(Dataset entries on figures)
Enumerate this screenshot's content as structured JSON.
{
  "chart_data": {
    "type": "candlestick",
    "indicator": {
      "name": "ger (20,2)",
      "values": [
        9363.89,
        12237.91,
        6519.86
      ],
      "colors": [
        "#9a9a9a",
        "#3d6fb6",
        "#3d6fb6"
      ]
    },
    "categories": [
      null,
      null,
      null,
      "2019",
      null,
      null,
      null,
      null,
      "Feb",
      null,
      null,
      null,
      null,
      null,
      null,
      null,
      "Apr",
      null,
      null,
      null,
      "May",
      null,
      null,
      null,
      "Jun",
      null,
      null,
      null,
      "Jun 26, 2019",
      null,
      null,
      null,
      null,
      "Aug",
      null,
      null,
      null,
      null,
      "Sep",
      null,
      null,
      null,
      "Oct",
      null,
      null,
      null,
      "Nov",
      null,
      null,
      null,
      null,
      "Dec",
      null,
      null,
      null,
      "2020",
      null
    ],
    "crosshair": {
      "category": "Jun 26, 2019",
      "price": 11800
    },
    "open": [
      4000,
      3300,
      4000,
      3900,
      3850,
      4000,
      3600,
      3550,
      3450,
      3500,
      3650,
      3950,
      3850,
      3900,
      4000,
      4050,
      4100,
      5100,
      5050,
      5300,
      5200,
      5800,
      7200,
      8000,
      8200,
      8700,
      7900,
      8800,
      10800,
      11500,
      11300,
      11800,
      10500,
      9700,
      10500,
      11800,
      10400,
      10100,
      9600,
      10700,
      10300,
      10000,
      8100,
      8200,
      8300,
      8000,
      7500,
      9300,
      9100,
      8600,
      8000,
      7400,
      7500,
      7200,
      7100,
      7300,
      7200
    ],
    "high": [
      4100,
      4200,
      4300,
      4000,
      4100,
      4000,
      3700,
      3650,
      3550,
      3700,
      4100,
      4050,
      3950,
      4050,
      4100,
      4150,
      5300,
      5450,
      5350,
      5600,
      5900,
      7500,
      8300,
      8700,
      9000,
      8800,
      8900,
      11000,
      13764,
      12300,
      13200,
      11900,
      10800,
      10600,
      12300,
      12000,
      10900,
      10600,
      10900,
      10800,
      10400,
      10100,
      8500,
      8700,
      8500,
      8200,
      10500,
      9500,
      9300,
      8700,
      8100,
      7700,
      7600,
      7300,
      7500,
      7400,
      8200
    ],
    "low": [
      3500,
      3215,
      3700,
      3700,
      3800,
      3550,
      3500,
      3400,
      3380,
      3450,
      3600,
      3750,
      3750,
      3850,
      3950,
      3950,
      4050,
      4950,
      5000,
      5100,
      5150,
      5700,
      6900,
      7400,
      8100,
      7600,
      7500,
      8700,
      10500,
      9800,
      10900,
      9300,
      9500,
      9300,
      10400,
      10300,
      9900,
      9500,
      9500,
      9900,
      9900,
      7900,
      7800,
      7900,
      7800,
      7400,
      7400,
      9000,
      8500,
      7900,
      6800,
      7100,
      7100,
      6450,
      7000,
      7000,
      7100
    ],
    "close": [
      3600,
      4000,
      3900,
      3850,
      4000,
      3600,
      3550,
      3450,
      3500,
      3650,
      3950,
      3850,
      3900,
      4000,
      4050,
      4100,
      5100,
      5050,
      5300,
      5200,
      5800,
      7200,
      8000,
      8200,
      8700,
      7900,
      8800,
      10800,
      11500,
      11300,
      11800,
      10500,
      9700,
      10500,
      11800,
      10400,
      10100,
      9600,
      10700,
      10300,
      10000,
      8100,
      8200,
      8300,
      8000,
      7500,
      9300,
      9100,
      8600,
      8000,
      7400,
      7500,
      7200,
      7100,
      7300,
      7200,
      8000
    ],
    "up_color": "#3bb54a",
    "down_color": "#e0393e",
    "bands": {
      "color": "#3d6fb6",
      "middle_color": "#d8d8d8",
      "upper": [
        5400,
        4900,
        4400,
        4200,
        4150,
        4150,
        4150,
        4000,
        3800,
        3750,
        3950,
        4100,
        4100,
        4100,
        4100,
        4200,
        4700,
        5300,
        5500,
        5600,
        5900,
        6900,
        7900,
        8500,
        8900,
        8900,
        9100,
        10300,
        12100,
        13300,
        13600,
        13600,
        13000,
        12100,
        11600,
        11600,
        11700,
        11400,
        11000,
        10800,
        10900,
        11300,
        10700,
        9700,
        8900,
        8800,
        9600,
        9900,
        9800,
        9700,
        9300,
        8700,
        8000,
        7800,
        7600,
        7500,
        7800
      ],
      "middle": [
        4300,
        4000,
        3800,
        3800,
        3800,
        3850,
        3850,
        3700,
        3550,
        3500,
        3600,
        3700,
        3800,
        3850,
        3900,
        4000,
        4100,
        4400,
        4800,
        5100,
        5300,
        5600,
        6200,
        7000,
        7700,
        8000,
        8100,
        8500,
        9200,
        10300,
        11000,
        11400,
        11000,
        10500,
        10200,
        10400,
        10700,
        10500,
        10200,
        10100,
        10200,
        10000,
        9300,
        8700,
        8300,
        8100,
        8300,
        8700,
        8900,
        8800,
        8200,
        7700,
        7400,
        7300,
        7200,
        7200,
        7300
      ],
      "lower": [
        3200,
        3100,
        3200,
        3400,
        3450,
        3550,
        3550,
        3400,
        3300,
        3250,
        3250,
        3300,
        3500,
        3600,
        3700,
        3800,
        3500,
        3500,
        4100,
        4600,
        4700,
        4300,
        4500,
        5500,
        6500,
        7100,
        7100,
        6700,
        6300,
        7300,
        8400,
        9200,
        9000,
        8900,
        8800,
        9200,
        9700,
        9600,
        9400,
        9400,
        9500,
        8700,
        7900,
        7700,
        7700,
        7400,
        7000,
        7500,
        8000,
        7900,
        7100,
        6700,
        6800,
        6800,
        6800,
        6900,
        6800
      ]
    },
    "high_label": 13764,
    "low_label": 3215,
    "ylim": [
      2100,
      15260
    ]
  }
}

...

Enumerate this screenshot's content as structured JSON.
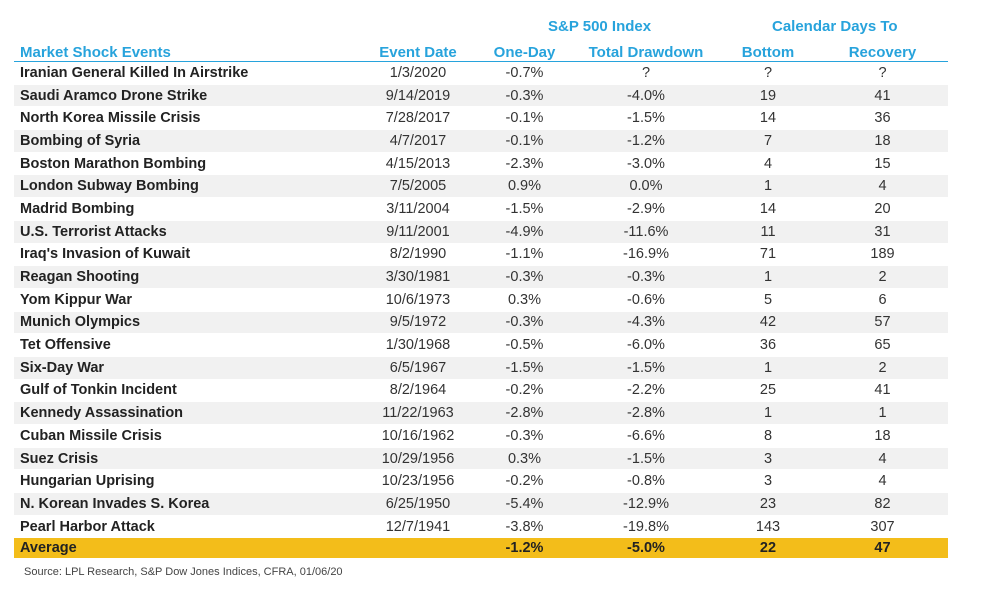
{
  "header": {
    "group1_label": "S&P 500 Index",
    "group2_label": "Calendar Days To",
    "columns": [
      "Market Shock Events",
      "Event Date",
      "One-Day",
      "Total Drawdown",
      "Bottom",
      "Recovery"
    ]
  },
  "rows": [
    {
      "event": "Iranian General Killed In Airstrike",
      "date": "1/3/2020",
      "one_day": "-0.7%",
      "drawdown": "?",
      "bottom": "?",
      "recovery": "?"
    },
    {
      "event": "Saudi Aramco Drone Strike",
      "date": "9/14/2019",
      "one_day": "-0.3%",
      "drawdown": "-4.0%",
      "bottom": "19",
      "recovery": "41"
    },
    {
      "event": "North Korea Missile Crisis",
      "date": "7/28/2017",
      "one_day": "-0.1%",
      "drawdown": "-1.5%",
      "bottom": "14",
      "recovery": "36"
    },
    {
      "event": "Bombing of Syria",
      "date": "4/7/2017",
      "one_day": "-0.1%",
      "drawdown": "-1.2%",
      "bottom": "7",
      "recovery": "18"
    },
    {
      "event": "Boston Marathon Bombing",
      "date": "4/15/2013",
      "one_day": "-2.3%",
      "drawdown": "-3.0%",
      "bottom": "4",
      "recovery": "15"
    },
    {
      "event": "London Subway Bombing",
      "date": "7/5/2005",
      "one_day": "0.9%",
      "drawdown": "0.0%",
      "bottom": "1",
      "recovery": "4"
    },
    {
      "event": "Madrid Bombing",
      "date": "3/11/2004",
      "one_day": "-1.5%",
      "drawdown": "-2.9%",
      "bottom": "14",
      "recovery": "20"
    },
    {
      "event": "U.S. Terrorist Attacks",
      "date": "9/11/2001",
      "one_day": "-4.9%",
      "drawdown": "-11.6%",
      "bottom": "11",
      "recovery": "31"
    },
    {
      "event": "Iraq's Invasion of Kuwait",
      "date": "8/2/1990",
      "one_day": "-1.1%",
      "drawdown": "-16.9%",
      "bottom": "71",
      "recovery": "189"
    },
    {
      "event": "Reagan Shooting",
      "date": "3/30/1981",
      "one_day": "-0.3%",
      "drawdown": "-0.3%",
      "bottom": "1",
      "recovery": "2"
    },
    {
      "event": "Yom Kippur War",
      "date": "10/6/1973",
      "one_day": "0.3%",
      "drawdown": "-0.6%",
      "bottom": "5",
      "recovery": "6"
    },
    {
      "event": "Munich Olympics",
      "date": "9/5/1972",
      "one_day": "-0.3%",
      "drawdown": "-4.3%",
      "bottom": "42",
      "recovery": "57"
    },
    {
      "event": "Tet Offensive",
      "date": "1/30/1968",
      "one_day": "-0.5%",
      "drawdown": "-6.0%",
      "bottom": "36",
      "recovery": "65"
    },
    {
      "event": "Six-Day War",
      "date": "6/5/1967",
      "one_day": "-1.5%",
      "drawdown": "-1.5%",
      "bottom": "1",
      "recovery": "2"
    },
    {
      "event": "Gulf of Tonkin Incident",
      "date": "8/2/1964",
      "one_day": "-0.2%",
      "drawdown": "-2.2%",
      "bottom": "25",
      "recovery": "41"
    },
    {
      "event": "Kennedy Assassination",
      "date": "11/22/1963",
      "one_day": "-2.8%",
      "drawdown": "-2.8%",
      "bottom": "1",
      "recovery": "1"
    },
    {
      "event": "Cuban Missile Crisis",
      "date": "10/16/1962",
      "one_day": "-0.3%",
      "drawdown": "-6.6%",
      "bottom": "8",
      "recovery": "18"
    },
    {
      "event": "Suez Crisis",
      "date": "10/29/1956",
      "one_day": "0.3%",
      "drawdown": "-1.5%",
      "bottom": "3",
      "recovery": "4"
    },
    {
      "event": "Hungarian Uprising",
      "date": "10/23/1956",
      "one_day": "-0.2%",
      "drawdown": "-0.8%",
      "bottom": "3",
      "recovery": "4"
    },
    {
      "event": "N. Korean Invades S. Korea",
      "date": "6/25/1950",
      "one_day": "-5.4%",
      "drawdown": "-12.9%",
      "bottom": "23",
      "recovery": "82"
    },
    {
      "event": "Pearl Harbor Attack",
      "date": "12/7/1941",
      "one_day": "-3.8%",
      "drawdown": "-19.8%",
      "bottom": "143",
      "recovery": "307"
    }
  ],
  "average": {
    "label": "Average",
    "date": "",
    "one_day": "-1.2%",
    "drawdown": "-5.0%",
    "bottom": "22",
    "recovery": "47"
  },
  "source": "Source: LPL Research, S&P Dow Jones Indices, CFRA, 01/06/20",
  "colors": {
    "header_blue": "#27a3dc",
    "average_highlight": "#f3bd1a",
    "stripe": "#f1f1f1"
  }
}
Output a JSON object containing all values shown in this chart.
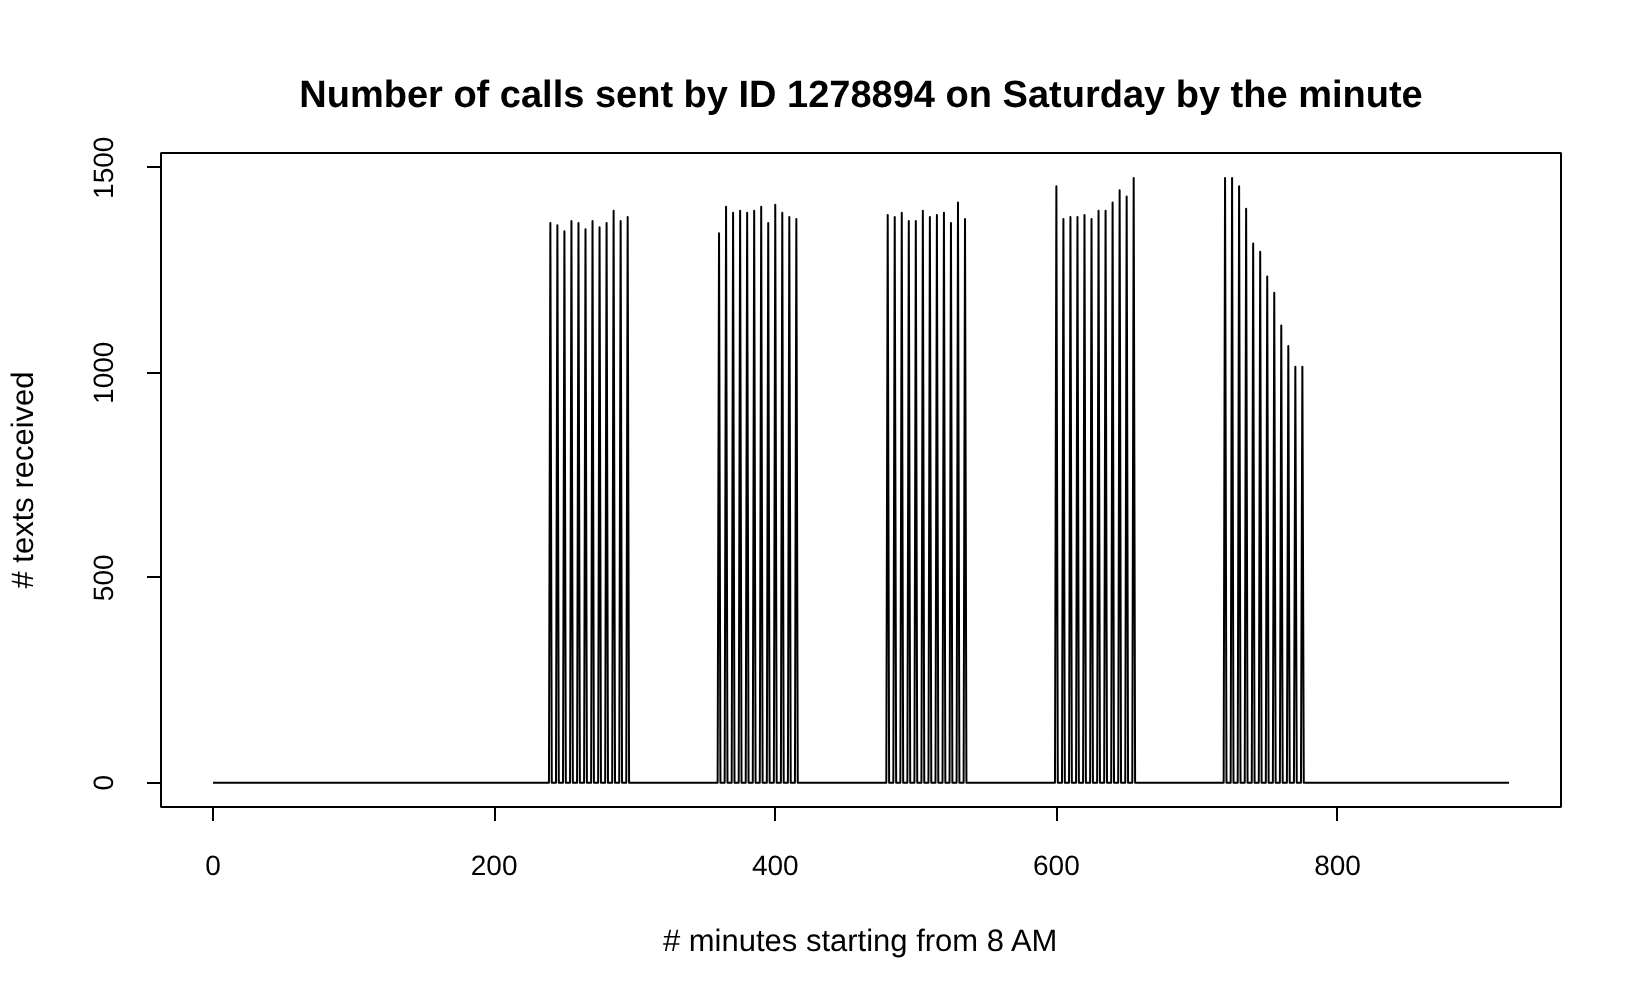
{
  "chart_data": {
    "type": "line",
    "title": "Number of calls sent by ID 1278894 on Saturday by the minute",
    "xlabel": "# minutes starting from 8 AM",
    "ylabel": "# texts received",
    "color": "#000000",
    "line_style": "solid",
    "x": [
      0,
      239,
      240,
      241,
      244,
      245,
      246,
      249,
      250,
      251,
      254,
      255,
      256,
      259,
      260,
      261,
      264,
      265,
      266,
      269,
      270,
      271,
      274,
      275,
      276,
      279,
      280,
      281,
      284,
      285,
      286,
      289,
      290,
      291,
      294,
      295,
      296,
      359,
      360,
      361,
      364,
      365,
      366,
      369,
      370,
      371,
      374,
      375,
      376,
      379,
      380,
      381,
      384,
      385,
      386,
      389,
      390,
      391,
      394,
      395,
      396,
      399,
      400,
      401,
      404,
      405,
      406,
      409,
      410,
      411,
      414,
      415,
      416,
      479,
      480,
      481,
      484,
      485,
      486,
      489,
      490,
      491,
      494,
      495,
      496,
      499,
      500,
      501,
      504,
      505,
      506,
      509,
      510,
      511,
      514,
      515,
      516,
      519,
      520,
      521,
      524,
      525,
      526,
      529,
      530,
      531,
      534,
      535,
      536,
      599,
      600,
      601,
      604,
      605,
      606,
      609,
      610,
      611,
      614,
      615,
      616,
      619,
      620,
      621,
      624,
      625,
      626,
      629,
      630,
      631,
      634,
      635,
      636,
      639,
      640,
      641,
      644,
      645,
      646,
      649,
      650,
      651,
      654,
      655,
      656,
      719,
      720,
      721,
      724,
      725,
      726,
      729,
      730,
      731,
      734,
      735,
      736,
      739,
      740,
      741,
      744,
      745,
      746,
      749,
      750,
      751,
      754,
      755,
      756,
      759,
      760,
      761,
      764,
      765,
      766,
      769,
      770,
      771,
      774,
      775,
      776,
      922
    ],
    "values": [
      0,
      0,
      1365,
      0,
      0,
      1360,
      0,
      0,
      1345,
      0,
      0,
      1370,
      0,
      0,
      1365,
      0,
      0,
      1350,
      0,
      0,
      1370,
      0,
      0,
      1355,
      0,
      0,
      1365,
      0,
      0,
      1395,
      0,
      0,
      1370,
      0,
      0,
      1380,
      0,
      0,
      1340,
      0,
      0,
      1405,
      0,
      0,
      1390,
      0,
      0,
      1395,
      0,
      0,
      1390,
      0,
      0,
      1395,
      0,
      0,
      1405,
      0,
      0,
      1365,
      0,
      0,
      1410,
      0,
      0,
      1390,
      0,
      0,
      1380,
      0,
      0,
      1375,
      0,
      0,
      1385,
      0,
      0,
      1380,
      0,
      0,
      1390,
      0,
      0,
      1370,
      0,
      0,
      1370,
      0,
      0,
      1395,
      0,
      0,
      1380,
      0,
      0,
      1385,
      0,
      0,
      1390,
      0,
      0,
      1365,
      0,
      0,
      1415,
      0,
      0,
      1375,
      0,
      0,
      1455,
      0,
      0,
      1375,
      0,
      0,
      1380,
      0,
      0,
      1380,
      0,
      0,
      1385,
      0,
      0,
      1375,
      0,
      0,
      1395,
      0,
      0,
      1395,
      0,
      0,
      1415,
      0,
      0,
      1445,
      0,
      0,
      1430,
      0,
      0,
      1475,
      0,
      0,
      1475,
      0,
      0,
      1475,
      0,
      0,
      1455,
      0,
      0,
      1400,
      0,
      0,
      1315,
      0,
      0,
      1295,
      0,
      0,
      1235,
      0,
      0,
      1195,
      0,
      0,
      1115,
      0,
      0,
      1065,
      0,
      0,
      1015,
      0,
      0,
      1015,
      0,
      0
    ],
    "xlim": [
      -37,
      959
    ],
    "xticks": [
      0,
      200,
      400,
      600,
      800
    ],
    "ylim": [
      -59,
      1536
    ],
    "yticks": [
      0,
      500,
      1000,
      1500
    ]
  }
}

** INSTRUCTIONS FOR THE TASK **
Pick out every line with the string "Crisis" and copy it.

** ANSWER TO THIS PROBLEM **
      "event": "North Korea Missile Crisis",
      "event": "Cuban Missile Crisis",
      "event": "Suez Crisis",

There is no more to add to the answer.